* _Provided records_
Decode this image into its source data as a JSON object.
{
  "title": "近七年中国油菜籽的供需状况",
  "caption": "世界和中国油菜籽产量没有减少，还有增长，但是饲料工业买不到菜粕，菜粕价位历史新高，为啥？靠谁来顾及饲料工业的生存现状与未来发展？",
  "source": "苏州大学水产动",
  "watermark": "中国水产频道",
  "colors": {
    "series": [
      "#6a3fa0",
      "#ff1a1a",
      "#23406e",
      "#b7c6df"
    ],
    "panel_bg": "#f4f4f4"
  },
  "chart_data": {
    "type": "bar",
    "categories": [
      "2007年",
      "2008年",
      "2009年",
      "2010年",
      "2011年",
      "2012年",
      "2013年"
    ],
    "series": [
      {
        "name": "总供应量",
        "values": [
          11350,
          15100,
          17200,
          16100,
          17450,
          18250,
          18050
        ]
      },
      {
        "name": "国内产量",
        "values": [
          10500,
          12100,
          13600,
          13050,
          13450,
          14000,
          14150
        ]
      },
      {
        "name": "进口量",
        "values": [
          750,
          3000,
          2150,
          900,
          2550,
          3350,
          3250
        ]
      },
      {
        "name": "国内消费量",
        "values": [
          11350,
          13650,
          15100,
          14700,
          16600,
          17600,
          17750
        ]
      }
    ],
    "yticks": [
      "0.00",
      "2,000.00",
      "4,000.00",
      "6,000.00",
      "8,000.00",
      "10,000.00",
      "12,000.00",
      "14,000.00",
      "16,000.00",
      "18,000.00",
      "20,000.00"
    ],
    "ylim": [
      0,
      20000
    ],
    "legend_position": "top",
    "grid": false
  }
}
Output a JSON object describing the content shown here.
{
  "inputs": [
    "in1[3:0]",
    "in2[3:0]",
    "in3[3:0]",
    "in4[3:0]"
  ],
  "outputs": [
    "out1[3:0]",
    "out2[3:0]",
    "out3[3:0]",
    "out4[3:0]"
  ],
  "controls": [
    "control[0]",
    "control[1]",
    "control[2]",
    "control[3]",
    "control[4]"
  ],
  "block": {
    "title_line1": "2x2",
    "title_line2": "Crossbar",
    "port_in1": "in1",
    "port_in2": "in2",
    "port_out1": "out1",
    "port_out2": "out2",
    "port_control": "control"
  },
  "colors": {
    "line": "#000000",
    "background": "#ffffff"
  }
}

* _What you have to do_
Copy each record from above exactly, and include every line.

* _Output_
Decode this image into its source data as a JSON object.
{
  "title": "近七年中国油菜籽的供需状况",
  "caption": "世界和中国油菜籽产量没有减少，还有增长，但是饲料工业买不到菜粕，菜粕价位历史新高，为啥？靠谁来顾及饲料工业的生存现状与未来发展？",
  "source": "苏州大学水产动",
  "watermark": "中国水产频道",
  "colors": {
    "series": [
      "#6a3fa0",
      "#ff1a1a",
      "#23406e",
      "#b7c6df"
    ],
    "panel_bg": "#f4f4f4"
  },
  "chart_data": {
    "type": "bar",
    "categories": [
      "2007年",
      "2008年",
      "2009年",
      "2010年",
      "2011年",
      "2012年",
      "2013年"
    ],
    "series": [
      {
        "name": "总供应量",
        "values": [
          11350,
          15100,
          17200,
          16100,
          17450,
          18250,
          18050
        ]
      },
      {
        "name": "国内产量",
        "values": [
          10500,
          12100,
          13600,
          13050,
          13450,
          14000,
          14150
        ]
      },
      {
        "name": "进口量",
        "values": [
          750,
          3000,
          2150,
          900,
          2550,
          3350,
          3250
        ]
      },
      {
        "name": "国内消费量",
        "values": [
          11350,
          13650,
          15100,
          14700,
          16600,
          17600,
          17750
        ]
      }
    ],
    "yticks": [
      "0.00",
      "2,000.00",
      "4,000.00",
      "6,000.00",
      "8,000.00",
      "10,000.00",
      "12,000.00",
      "14,000.00",
      "16,000.00",
      "18,000.00",
      "20,000.00"
    ],
    "ylim": [
      0,
      20000
    ],
    "legend_position": "top",
    "grid": false
  }
}
Output a JSON object describing the content shown here.
{
  "inputs": [
    "in1[3:0]",
    "in2[3:0]",
    "in3[3:0]",
    "in4[3:0]"
  ],
  "outputs": [
    "out1[3:0]",
    "out2[3:0]",
    "out3[3:0]",
    "out4[3:0]"
  ],
  "controls": [
    "control[0]",
    "control[1]",
    "control[2]",
    "control[3]",
    "control[4]"
  ],
  "block": {
    "title_line1": "2x2",
    "title_line2": "Crossbar",
    "port_in1": "in1",
    "port_in2": "in2",
    "port_out1": "out1",
    "port_out2": "out2",
    "port_control": "control"
  },
  "colors": {
    "line": "#000000",
    "background": "#ffffff"
  }
}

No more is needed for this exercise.